:: TASK GOAL ::
Using the material that follows, identify and copy each line with the string "image".

--- begin DATASET ---

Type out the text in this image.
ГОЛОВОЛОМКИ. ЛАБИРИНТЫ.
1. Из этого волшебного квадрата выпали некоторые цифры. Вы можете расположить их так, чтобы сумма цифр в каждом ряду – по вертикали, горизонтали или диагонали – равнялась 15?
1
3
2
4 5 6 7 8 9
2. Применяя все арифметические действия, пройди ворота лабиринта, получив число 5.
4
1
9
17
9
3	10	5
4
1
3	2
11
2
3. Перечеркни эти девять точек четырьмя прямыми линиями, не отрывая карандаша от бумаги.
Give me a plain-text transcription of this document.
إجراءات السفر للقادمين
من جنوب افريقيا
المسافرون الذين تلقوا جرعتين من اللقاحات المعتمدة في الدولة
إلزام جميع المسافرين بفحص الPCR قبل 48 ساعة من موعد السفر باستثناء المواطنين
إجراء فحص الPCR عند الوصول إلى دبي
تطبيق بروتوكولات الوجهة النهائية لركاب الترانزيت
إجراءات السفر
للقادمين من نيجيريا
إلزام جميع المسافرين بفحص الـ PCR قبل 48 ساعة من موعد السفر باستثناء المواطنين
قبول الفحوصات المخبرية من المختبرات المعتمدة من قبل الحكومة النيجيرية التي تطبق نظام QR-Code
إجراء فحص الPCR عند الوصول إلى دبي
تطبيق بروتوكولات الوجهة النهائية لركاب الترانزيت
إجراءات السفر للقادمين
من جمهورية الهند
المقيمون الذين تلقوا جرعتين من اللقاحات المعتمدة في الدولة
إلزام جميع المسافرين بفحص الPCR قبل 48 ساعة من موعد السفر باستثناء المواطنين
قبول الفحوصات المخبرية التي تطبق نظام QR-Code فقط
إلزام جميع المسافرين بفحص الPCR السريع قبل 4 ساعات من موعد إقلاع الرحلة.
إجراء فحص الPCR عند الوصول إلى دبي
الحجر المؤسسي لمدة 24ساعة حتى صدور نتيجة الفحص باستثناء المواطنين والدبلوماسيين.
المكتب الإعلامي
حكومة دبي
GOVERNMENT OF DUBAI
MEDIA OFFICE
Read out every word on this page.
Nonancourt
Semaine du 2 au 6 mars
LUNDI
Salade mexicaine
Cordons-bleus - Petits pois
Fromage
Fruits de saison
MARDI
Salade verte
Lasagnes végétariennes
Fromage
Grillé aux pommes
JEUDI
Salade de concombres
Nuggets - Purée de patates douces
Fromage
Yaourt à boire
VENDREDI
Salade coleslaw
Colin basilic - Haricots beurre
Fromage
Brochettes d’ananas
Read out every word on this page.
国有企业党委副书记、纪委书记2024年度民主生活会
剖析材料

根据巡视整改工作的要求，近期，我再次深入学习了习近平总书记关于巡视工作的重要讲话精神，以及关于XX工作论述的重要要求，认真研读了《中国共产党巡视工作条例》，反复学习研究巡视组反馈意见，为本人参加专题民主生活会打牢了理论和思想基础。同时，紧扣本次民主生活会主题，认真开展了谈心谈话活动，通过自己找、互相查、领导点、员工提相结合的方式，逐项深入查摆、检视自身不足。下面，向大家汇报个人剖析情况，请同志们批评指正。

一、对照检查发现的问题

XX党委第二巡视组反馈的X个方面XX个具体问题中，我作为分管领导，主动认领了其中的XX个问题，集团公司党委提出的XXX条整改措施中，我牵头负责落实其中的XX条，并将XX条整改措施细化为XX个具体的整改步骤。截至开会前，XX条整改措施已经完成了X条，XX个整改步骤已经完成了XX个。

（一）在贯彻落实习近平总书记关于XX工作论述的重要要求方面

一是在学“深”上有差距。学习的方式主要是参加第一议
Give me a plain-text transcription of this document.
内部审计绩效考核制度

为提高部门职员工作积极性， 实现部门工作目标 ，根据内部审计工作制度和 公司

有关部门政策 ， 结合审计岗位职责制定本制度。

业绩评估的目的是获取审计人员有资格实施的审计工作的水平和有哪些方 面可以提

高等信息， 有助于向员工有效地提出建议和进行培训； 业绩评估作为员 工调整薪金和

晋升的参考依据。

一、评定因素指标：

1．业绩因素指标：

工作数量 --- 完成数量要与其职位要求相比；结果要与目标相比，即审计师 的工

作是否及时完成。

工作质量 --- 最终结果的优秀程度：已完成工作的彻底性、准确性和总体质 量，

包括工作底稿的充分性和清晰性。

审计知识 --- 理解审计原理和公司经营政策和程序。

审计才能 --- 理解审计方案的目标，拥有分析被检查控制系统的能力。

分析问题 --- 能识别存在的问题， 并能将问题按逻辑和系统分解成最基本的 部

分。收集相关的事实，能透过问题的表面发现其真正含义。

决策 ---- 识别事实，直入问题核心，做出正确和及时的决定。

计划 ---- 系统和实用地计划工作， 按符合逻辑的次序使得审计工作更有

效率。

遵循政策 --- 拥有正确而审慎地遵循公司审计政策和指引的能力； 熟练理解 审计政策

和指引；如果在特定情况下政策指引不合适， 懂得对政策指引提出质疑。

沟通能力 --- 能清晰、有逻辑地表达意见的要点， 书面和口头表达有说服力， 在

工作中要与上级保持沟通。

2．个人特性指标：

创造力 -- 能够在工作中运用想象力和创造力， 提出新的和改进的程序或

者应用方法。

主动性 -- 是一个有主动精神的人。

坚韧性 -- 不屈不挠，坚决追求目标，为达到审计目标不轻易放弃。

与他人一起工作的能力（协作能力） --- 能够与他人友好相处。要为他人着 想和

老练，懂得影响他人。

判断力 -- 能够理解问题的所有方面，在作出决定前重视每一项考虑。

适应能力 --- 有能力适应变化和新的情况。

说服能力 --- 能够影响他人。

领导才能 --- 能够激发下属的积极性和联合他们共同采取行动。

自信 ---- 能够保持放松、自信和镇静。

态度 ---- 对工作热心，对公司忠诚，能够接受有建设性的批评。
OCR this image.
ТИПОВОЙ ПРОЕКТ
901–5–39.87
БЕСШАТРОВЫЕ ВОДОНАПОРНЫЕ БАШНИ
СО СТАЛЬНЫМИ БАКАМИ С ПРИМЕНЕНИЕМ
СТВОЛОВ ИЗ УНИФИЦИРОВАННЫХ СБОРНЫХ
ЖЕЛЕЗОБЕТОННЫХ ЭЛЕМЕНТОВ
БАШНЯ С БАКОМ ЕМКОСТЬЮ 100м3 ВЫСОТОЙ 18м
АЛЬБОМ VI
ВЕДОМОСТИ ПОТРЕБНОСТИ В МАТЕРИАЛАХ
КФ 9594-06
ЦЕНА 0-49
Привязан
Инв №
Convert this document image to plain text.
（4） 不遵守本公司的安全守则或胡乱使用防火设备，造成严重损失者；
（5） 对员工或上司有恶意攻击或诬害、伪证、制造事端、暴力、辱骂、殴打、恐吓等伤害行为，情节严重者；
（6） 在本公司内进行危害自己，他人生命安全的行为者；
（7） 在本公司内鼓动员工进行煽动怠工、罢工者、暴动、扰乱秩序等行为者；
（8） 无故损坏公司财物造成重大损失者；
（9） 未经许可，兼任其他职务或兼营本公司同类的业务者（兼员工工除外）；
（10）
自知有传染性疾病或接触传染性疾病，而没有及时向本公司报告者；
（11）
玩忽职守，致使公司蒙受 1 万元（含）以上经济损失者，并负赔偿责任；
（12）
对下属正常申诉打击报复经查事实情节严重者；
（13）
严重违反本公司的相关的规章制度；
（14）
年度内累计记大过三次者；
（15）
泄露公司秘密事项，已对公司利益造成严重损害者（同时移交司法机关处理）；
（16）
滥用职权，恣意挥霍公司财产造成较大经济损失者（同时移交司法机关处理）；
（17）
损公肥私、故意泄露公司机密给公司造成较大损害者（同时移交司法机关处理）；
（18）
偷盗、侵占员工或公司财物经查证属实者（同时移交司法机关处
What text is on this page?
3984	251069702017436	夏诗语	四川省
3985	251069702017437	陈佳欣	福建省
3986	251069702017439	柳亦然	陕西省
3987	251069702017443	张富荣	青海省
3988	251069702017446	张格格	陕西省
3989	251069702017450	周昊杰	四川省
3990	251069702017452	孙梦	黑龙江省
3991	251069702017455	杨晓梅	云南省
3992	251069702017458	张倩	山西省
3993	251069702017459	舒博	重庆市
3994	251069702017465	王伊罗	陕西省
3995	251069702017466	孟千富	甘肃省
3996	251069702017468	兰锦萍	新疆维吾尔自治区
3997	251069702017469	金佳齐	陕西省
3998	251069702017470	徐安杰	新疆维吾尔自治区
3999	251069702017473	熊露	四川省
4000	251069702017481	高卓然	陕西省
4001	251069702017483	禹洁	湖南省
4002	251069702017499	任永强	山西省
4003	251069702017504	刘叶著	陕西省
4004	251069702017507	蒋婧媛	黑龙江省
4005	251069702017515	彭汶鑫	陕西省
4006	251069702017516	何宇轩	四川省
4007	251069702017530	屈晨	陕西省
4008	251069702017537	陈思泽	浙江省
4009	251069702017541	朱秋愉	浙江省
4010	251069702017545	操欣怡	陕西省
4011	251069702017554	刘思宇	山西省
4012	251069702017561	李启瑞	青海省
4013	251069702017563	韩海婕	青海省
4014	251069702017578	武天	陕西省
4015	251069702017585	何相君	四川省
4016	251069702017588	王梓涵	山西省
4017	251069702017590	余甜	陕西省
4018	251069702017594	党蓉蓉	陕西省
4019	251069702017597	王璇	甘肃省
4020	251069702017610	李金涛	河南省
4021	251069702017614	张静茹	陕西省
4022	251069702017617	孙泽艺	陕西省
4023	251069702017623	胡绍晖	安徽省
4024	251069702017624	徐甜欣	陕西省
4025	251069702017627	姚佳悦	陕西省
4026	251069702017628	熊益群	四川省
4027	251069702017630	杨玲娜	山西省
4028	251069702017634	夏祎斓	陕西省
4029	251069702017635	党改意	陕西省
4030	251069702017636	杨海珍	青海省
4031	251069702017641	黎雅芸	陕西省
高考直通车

--- end DATASET ---

:: WRITTEN ANSWER ::
Type out the text in this image.
OCR this image.
Convert this document image to plain text.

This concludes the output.